* What to produce: Copy all of the material below exactly.

* Exercise material:
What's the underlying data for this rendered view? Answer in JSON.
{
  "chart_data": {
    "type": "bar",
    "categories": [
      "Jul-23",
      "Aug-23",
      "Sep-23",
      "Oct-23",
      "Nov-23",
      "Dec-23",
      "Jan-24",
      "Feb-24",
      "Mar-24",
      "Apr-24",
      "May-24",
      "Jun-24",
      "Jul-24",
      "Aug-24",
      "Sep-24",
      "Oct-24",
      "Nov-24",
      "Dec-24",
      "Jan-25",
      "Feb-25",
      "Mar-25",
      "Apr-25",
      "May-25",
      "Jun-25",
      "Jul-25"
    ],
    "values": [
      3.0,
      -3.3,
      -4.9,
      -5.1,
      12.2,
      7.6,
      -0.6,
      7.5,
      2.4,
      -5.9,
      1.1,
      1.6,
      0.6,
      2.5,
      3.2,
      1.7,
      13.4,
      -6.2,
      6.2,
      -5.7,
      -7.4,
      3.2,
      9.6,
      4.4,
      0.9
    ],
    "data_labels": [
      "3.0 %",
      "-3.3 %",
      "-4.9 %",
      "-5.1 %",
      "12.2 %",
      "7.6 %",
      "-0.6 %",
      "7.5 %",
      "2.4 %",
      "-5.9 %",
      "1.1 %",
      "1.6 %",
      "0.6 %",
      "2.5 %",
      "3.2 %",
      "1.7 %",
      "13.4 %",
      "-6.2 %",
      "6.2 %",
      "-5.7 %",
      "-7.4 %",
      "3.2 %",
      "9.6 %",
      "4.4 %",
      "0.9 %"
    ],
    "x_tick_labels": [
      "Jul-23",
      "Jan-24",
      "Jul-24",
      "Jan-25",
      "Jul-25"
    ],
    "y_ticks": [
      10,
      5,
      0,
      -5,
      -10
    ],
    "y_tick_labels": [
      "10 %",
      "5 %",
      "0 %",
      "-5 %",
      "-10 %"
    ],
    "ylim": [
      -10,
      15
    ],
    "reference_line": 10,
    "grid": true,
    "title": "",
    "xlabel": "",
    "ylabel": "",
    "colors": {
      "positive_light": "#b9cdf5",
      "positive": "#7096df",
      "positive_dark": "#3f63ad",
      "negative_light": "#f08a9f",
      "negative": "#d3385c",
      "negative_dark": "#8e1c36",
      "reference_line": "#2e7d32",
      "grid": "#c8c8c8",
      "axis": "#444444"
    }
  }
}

* Output of the task:
What's the underlying data for this rendered view? Answer in JSON.
{
  "chart_data": {
    "type": "bar",
    "categories": [
      "Jul-23",
      "Aug-23",
      "Sep-23",
      "Oct-23",
      "Nov-23",
      "Dec-23",
      "Jan-24",
      "Feb-24",
      "Mar-24",
      "Apr-24",
      "May-24",
      "Jun-24",
      "Jul-24",
      "Aug-24",
      "Sep-24",
      "Oct-24",
      "Nov-24",
      "Dec-24",
      "Jan-25",
      "Feb-25",
      "Mar-25",
      "Apr-25",
      "May-25",
      "Jun-25",
      "Jul-25"
    ],
    "values": [
      3.0,
      -3.3,
      -4.9,
      -5.1,
      12.2,
      7.6,
      -0.6,
      7.5,
      2.4,
      -5.9,
      1.1,
      1.6,
      0.6,
      2.5,
      3.2,
      1.7,
      13.4,
      -6.2,
      6.2,
      -5.7,
      -7.4,
      3.2,
      9.6,
      4.4,
      0.9
    ],
    "data_labels": [
      "3.0 %",
      "-3.3 %",
      "-4.9 %",
      "-5.1 %",
      "12.2 %",
      "7.6 %",
      "-0.6 %",
      "7.5 %",
      "2.4 %",
      "-5.9 %",
      "1.1 %",
      "1.6 %",
      "0.6 %",
      "2.5 %",
      "3.2 %",
      "1.7 %",
      "13.4 %",
      "-6.2 %",
      "6.2 %",
      "-5.7 %",
      "-7.4 %",
      "3.2 %",
      "9.6 %",
      "4.4 %",
      "0.9 %"
    ],
    "x_tick_labels": [
      "Jul-23",
      "Jan-24",
      "Jul-24",
      "Jan-25",
      "Jul-25"
    ],
    "y_ticks": [
      10,
      5,
      0,
      -5,
      -10
    ],
    "y_tick_labels": [
      "10 %",
      "5 %",
      "0 %",
      "-5 %",
      "-10 %"
    ],
    "ylim": [
      -10,
      15
    ],
    "reference_line": 10,
    "grid": true,
    "title": "",
    "xlabel": "",
    "ylabel": "",
    "colors": {
      "positive_light": "#b9cdf5",
      "positive": "#7096df",
      "positive_dark": "#3f63ad",
      "negative_light": "#f08a9f",
      "negative": "#d3385c",
      "negative_dark": "#8e1c36",
      "reference_line": "#2e7d32",
      "grid": "#c8c8c8",
      "axis": "#444444"
    }
  }
}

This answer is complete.